▸ Short task
Output all lines exactly.
— Start Excerpted data —
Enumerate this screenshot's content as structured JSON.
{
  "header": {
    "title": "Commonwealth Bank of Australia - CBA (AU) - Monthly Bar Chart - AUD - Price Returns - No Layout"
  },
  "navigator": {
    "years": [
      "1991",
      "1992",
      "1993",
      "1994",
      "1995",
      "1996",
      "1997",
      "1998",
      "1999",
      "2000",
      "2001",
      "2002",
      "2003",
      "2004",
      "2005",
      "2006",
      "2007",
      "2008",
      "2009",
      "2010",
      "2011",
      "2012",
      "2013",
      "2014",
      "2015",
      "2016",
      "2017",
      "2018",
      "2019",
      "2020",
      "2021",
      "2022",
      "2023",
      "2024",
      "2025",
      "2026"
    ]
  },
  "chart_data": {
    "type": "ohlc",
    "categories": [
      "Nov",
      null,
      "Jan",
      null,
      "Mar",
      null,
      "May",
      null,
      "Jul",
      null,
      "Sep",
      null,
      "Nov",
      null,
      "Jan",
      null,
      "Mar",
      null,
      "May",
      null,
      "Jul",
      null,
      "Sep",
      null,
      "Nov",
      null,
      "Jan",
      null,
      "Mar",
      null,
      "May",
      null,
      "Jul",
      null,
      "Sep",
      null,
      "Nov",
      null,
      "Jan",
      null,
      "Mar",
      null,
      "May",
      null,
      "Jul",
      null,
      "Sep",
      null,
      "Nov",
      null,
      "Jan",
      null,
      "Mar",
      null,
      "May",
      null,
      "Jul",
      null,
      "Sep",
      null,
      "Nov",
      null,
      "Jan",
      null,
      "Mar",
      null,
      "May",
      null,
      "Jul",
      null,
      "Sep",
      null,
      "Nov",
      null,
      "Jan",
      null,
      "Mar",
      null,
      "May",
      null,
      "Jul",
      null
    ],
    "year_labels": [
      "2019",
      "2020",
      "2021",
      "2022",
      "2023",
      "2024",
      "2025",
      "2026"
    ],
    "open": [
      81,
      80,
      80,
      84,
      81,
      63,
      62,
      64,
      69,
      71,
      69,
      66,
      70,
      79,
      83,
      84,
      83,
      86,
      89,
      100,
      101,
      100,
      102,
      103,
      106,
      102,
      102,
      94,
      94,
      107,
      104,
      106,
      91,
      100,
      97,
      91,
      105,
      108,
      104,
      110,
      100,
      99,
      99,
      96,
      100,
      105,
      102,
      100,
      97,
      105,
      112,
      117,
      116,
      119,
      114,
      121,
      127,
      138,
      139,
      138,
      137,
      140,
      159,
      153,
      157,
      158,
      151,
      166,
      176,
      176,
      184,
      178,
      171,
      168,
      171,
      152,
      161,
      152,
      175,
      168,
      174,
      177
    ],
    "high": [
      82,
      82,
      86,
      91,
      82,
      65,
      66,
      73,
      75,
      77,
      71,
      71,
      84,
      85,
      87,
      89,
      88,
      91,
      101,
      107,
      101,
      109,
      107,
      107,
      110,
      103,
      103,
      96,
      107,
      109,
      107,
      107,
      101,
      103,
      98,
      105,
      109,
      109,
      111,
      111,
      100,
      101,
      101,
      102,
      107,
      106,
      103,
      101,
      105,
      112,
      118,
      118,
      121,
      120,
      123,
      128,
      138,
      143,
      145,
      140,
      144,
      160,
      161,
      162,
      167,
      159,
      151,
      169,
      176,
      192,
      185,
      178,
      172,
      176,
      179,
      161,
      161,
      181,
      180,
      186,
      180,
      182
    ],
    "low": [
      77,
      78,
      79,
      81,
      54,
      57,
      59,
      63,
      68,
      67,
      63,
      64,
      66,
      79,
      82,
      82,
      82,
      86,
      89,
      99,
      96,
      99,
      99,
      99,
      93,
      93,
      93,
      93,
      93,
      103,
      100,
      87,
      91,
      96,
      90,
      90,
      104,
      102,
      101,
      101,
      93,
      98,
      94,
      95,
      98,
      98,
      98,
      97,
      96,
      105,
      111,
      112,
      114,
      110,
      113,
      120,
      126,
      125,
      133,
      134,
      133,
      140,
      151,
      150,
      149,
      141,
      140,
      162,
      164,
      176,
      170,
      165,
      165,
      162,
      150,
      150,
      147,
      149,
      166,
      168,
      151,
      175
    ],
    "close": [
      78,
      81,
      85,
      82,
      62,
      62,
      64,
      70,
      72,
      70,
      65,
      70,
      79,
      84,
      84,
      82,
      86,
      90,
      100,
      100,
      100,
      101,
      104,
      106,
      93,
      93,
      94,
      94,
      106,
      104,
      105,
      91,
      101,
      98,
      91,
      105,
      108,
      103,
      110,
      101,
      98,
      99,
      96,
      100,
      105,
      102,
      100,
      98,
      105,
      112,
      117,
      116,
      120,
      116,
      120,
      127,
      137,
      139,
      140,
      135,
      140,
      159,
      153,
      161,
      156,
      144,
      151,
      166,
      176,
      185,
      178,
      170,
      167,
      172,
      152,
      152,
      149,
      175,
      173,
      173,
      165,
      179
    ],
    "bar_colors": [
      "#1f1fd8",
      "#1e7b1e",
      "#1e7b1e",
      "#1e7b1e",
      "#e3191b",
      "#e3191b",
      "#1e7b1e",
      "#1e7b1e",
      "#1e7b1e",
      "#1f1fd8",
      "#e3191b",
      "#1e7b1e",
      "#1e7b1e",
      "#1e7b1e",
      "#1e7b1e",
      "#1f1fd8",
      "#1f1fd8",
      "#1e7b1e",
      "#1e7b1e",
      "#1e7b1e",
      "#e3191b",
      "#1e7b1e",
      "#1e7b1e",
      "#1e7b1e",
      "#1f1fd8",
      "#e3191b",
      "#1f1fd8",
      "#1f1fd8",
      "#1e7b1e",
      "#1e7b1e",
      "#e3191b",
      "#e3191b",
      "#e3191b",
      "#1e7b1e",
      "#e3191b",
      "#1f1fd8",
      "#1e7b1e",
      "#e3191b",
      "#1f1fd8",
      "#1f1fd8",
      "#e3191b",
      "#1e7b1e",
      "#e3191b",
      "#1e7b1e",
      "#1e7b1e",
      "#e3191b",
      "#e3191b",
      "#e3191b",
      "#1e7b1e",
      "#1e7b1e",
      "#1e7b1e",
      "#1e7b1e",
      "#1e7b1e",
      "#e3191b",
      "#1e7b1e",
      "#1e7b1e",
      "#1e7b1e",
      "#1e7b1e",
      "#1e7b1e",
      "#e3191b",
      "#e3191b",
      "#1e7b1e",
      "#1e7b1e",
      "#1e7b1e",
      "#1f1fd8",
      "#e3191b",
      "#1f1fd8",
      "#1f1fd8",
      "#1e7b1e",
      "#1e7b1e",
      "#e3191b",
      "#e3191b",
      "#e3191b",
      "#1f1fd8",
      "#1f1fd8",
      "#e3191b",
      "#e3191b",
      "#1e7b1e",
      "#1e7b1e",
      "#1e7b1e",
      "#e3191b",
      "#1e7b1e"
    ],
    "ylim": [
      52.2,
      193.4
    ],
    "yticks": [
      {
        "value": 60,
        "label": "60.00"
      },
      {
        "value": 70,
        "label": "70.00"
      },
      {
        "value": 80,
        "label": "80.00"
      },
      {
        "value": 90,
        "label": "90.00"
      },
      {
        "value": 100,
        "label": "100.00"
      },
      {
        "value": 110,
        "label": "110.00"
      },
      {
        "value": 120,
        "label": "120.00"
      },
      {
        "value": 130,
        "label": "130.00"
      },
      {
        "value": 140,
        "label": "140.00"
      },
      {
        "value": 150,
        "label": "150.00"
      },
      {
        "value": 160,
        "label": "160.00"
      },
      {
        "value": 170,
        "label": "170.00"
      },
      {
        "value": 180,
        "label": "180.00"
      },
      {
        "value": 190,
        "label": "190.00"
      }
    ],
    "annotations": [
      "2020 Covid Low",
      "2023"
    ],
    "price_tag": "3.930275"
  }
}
— End Excerpted data —
▸ Answer to this task
Enumerate this screenshot's content as structured JSON.
{
  "header": {
    "title": "Commonwealth Bank of Australia - CBA (AU) - Monthly Bar Chart - AUD - Price Returns - No Layout"
  },
  "navigator": {
    "years": [
      "1991",
      "1992",
      "1993",
      "1994",
      "1995",
      "1996",
      "1997",
      "1998",
      "1999",
      "2000",
      "2001",
      "2002",
      "2003",
      "2004",
      "2005",
      "2006",
      "2007",
      "2008",
      "2009",
      "2010",
      "2011",
      "2012",
      "2013",
      "2014",
      "2015",
      "2016",
      "2017",
      "2018",
      "2019",
      "2020",
      "2021",
      "2022",
      "2023",
      "2024",
      "2025",
      "2026"
    ]
  },
  "chart_data": {
    "type": "ohlc",
    "categories": [
      "Nov",
      null,
      "Jan",
      null,
      "Mar",
      null,
      "May",
      null,
      "Jul",
      null,
      "Sep",
      null,
      "Nov",
      null,
      "Jan",
      null,
      "Mar",
      null,
      "May",
      null,
      "Jul",
      null,
      "Sep",
      null,
      "Nov",
      null,
      "Jan",
      null,
      "Mar",
      null,
      "May",
      null,
      "Jul",
      null,
      "Sep",
      null,
      "Nov",
      null,
      "Jan",
      null,
      "Mar",
      null,
      "May",
      null,
      "Jul",
      null,
      "Sep",
      null,
      "Nov",
      null,
      "Jan",
      null,
      "Mar",
      null,
      "May",
      null,
      "Jul",
      null,
      "Sep",
      null,
      "Nov",
      null,
      "Jan",
      null,
      "Mar",
      null,
      "May",
      null,
      "Jul",
      null,
      "Sep",
      null,
      "Nov",
      null,
      "Jan",
      null,
      "Mar",
      null,
      "May",
      null,
      "Jul",
      null
    ],
    "year_labels": [
      "2019",
      "2020",
      "2021",
      "2022",
      "2023",
      "2024",
      "2025",
      "2026"
    ],
    "open": [
      81,
      80,
      80,
      84,
      81,
      63,
      62,
      64,
      69,
      71,
      69,
      66,
      70,
      79,
      83,
      84,
      83,
      86,
      89,
      100,
      101,
      100,
      102,
      103,
      106,
      102,
      102,
      94,
      94,
      107,
      104,
      106,
      91,
      100,
      97,
      91,
      105,
      108,
      104,
      110,
      100,
      99,
      99,
      96,
      100,
      105,
      102,
      100,
      97,
      105,
      112,
      117,
      116,
      119,
      114,
      121,
      127,
      138,
      139,
      138,
      137,
      140,
      159,
      153,
      157,
      158,
      151,
      166,
      176,
      176,
      184,
      178,
      171,
      168,
      171,
      152,
      161,
      152,
      175,
      168,
      174,
      177
    ],
    "high": [
      82,
      82,
      86,
      91,
      82,
      65,
      66,
      73,
      75,
      77,
      71,
      71,
      84,
      85,
      87,
      89,
      88,
      91,
      101,
      107,
      101,
      109,
      107,
      107,
      110,
      103,
      103,
      96,
      107,
      109,
      107,
      107,
      101,
      103,
      98,
      105,
      109,
      109,
      111,
      111,
      100,
      101,
      101,
      102,
      107,
      106,
      103,
      101,
      105,
      112,
      118,
      118,
      121,
      120,
      123,
      128,
      138,
      143,
      145,
      140,
      144,
      160,
      161,
      162,
      167,
      159,
      151,
      169,
      176,
      192,
      185,
      178,
      172,
      176,
      179,
      161,
      161,
      181,
      180,
      186,
      180,
      182
    ],
    "low": [
      77,
      78,
      79,
      81,
      54,
      57,
      59,
      63,
      68,
      67,
      63,
      64,
      66,
      79,
      82,
      82,
      82,
      86,
      89,
      99,
      96,
      99,
      99,
      99,
      93,
      93,
      93,
      93,
      93,
      103,
      100,
      87,
      91,
      96,
      90,
      90,
      104,
      102,
      101,
      101,
      93,
      98,
      94,
      95,
      98,
      98,
      98,
      97,
      96,
      105,
      111,
      112,
      114,
      110,
      113,
      120,
      126,
      125,
      133,
      134,
      133,
      140,
      151,
      150,
      149,
      141,
      140,
      162,
      164,
      176,
      170,
      165,
      165,
      162,
      150,
      150,
      147,
      149,
      166,
      168,
      151,
      175
    ],
    "close": [
      78,
      81,
      85,
      82,
      62,
      62,
      64,
      70,
      72,
      70,
      65,
      70,
      79,
      84,
      84,
      82,
      86,
      90,
      100,
      100,
      100,
      101,
      104,
      106,
      93,
      93,
      94,
      94,
      106,
      104,
      105,
      91,
      101,
      98,
      91,
      105,
      108,
      103,
      110,
      101,
      98,
      99,
      96,
      100,
      105,
      102,
      100,
      98,
      105,
      112,
      117,
      116,
      120,
      116,
      120,
      127,
      137,
      139,
      140,
      135,
      140,
      159,
      153,
      161,
      156,
      144,
      151,
      166,
      176,
      185,
      178,
      170,
      167,
      172,
      152,
      152,
      149,
      175,
      173,
      173,
      165,
      179
    ],
    "bar_colors": [
      "#1f1fd8",
      "#1e7b1e",
      "#1e7b1e",
      "#1e7b1e",
      "#e3191b",
      "#e3191b",
      "#1e7b1e",
      "#1e7b1e",
      "#1e7b1e",
      "#1f1fd8",
      "#e3191b",
      "#1e7b1e",
      "#1e7b1e",
      "#1e7b1e",
      "#1e7b1e",
      "#1f1fd8",
      "#1f1fd8",
      "#1e7b1e",
      "#1e7b1e",
      "#1e7b1e",
      "#e3191b",
      "#1e7b1e",
      "#1e7b1e",
      "#1e7b1e",
      "#1f1fd8",
      "#e3191b",
      "#1f1fd8",
      "#1f1fd8",
      "#1e7b1e",
      "#1e7b1e",
      "#e3191b",
      "#e3191b",
      "#e3191b",
      "#1e7b1e",
      "#e3191b",
      "#1f1fd8",
      "#1e7b1e",
      "#e3191b",
      "#1f1fd8",
      "#1f1fd8",
      "#e3191b",
      "#1e7b1e",
      "#e3191b",
      "#1e7b1e",
      "#1e7b1e",
      "#e3191b",
      "#e3191b",
      "#e3191b",
      "#1e7b1e",
      "#1e7b1e",
      "#1e7b1e",
      "#1e7b1e",
      "#1e7b1e",
      "#e3191b",
      "#1e7b1e",
      "#1e7b1e",
      "#1e7b1e",
      "#1e7b1e",
      "#1e7b1e",
      "#e3191b",
      "#e3191b",
      "#1e7b1e",
      "#1e7b1e",
      "#1e7b1e",
      "#1f1fd8",
      "#e3191b",
      "#1f1fd8",
      "#1f1fd8",
      "#1e7b1e",
      "#1e7b1e",
      "#e3191b",
      "#e3191b",
      "#e3191b",
      "#1f1fd8",
      "#1f1fd8",
      "#e3191b",
      "#e3191b",
      "#1e7b1e",
      "#1e7b1e",
      "#1e7b1e",
      "#e3191b",
      "#1e7b1e"
    ],
    "ylim": [
      52.2,
      193.4
    ],
    "yticks": [
      {
        "value": 60,
        "label": "60.00"
      },
      {
        "value": 70,
        "label": "70.00"
      },
      {
        "value": 80,
        "label": "80.00"
      },
      {
        "value": 90,
        "label": "90.00"
      },
      {
        "value": 100,
        "label": "100.00"
      },
      {
        "value": 110,
        "label": "110.00"
      },
      {
        "value": 120,
        "label": "120.00"
      },
      {
        "value": 130,
        "label": "130.00"
      },
      {
        "value": 140,
        "label": "140.00"
      },
      {
        "value": 150,
        "label": "150.00"
      },
      {
        "value": 160,
        "label": "160.00"
      },
      {
        "value": 170,
        "label": "170.00"
      },
      {
        "value": 180,
        "label": "180.00"
      },
      {
        "value": 190,
        "label": "190.00"
      }
    ],
    "annotations": [
      "2020 Covid Low",
      "2023"
    ],
    "price_tag": "3.930275"
  }
}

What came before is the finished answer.